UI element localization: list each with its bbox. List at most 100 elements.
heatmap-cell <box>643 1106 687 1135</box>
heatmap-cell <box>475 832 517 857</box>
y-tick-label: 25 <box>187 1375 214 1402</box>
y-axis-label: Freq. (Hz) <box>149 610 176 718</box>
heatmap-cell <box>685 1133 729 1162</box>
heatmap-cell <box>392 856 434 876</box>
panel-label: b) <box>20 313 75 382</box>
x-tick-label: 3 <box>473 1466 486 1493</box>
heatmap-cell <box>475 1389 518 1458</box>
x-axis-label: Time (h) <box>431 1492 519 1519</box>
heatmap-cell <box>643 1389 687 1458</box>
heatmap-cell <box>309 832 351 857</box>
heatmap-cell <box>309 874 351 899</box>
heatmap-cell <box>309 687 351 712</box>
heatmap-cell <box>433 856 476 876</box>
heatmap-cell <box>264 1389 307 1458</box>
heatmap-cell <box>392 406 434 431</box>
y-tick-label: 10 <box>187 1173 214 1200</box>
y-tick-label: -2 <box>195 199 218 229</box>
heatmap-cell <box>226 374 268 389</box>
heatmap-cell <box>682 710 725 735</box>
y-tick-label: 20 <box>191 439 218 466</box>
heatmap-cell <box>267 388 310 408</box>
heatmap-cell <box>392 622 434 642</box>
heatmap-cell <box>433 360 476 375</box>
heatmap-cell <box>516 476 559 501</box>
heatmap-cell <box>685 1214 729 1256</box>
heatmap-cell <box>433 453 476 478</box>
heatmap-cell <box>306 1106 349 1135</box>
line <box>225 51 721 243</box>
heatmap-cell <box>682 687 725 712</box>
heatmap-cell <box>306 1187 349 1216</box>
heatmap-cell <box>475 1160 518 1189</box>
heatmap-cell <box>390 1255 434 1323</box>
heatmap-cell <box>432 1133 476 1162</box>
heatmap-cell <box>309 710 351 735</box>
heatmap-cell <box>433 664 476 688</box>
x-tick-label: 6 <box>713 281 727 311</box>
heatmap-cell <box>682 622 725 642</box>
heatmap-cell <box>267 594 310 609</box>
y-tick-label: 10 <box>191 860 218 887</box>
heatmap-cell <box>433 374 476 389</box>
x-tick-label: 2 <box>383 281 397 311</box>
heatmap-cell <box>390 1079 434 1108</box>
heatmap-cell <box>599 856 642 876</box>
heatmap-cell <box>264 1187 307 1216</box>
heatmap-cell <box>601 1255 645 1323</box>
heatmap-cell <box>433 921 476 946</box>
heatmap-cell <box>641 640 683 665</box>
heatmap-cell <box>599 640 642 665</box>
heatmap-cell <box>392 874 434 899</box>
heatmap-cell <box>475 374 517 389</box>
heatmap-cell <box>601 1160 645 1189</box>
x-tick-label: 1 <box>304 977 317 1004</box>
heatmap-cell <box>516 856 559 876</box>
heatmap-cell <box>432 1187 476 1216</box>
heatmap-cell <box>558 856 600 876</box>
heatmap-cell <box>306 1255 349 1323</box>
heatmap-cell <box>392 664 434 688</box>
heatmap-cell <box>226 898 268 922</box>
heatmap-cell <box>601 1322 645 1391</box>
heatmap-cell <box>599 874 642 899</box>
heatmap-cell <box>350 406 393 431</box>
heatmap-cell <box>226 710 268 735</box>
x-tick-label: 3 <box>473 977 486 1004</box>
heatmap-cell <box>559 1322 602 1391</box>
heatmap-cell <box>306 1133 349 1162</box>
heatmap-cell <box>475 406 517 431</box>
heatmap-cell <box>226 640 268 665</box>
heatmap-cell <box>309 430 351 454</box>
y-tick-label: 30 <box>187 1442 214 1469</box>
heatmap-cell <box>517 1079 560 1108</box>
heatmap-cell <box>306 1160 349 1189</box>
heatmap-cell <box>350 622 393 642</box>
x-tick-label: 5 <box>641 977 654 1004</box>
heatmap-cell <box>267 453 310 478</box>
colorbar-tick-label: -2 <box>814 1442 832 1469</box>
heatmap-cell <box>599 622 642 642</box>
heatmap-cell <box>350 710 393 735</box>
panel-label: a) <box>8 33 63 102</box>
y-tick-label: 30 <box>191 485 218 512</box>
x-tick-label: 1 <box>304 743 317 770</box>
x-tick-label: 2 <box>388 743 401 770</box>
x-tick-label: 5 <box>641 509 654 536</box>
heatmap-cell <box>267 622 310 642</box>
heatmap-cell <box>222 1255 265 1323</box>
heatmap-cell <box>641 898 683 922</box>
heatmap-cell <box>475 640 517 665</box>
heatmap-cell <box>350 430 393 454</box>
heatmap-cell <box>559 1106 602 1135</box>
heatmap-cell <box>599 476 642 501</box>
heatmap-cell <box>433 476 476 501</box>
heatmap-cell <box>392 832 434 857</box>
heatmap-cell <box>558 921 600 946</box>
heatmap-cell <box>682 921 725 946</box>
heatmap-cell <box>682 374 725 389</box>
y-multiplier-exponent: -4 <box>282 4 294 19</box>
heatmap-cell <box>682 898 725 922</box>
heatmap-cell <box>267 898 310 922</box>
+++
**Work instructions**
Rewrite all the entries above so that "Freq. (Hz)" becomes "Frequency (Hz)", and keep every other line unchanged.

**Solution below**
UI element localization: list each with its bbox. List at most 100 elements.
heatmap-cell <box>643 1106 687 1135</box>
heatmap-cell <box>475 832 517 857</box>
y-tick-label: 25 <box>187 1375 214 1402</box>
y-axis-label: Frequency (Hz) <box>149 610 176 718</box>
heatmap-cell <box>685 1133 729 1162</box>
heatmap-cell <box>392 856 434 876</box>
panel-label: b) <box>20 313 75 382</box>
x-tick-label: 3 <box>473 1466 486 1493</box>
heatmap-cell <box>475 1389 518 1458</box>
x-axis-label: Time (h) <box>431 1492 519 1519</box>
heatmap-cell <box>643 1389 687 1458</box>
heatmap-cell <box>309 832 351 857</box>
heatmap-cell <box>309 874 351 899</box>
heatmap-cell <box>309 687 351 712</box>
heatmap-cell <box>433 856 476 876</box>
heatmap-cell <box>264 1389 307 1458</box>
heatmap-cell <box>392 406 434 431</box>
y-tick-label: 10 <box>187 1173 214 1200</box>
y-tick-label: -2 <box>195 199 218 229</box>
heatmap-cell <box>226 374 268 389</box>
heatmap-cell <box>682 710 725 735</box>
y-tick-label: 20 <box>191 439 218 466</box>
heatmap-cell <box>267 388 310 408</box>
heatmap-cell <box>392 622 434 642</box>
heatmap-cell <box>433 360 476 375</box>
heatmap-cell <box>516 476 559 501</box>
heatmap-cell <box>685 1214 729 1256</box>
heatmap-cell <box>433 453 476 478</box>
heatmap-cell <box>306 1106 349 1135</box>
line <box>225 51 721 243</box>
heatmap-cell <box>682 687 725 712</box>
heatmap-cell <box>306 1187 349 1216</box>
heatmap-cell <box>475 1160 518 1189</box>
heatmap-cell <box>390 1255 434 1323</box>
heatmap-cell <box>432 1133 476 1162</box>
heatmap-cell <box>309 710 351 735</box>
heatmap-cell <box>433 664 476 688</box>
x-tick-label: 6 <box>713 281 727 311</box>
heatmap-cell <box>682 622 725 642</box>
heatmap-cell <box>267 594 310 609</box>
y-tick-label: 10 <box>191 860 218 887</box>
heatmap-cell <box>433 374 476 389</box>
x-tick-label: 2 <box>383 281 397 311</box>
heatmap-cell <box>390 1079 434 1108</box>
heatmap-cell <box>599 856 642 876</box>
heatmap-cell <box>264 1187 307 1216</box>
heatmap-cell <box>601 1255 645 1323</box>
heatmap-cell <box>433 921 476 946</box>
heatmap-cell <box>641 640 683 665</box>
heatmap-cell <box>599 640 642 665</box>
heatmap-cell <box>392 874 434 899</box>
heatmap-cell <box>475 374 517 389</box>
heatmap-cell <box>601 1160 645 1189</box>
x-tick-label: 1 <box>304 977 317 1004</box>
heatmap-cell <box>516 856 559 876</box>
heatmap-cell <box>432 1187 476 1216</box>
heatmap-cell <box>558 856 600 876</box>
heatmap-cell <box>306 1255 349 1323</box>
heatmap-cell <box>392 664 434 688</box>
heatmap-cell <box>226 898 268 922</box>
heatmap-cell <box>601 1322 645 1391</box>
heatmap-cell <box>599 874 642 899</box>
heatmap-cell <box>350 406 393 431</box>
heatmap-cell <box>226 710 268 735</box>
x-tick-label: 3 <box>473 977 486 1004</box>
heatmap-cell <box>559 1322 602 1391</box>
heatmap-cell <box>306 1133 349 1162</box>
heatmap-cell <box>475 406 517 431</box>
heatmap-cell <box>226 640 268 665</box>
heatmap-cell <box>309 430 351 454</box>
y-tick-label: 30 <box>187 1442 214 1469</box>
heatmap-cell <box>517 1079 560 1108</box>
heatmap-cell <box>306 1160 349 1189</box>
heatmap-cell <box>350 622 393 642</box>
x-tick-label: 5 <box>641 977 654 1004</box>
heatmap-cell <box>267 453 310 478</box>
colorbar-tick-label: -2 <box>814 1442 832 1469</box>
heatmap-cell <box>599 622 642 642</box>
heatmap-cell <box>350 710 393 735</box>
panel-label: a) <box>8 33 63 102</box>
y-tick-label: 30 <box>191 485 218 512</box>
x-tick-label: 1 <box>304 743 317 770</box>
x-tick-label: 2 <box>388 743 401 770</box>
x-tick-label: 5 <box>641 509 654 536</box>
heatmap-cell <box>267 622 310 642</box>
heatmap-cell <box>222 1255 265 1323</box>
heatmap-cell <box>641 898 683 922</box>
heatmap-cell <box>475 640 517 665</box>
heatmap-cell <box>350 430 393 454</box>
heatmap-cell <box>559 1106 602 1135</box>
heatmap-cell <box>599 476 642 501</box>
heatmap-cell <box>433 476 476 501</box>
heatmap-cell <box>392 832 434 857</box>
heatmap-cell <box>558 921 600 946</box>
heatmap-cell <box>682 921 725 946</box>
heatmap-cell <box>682 374 725 389</box>
y-multiplier-exponent: -4 <box>282 4 294 19</box>
heatmap-cell <box>682 898 725 922</box>
heatmap-cell <box>267 898 310 922</box>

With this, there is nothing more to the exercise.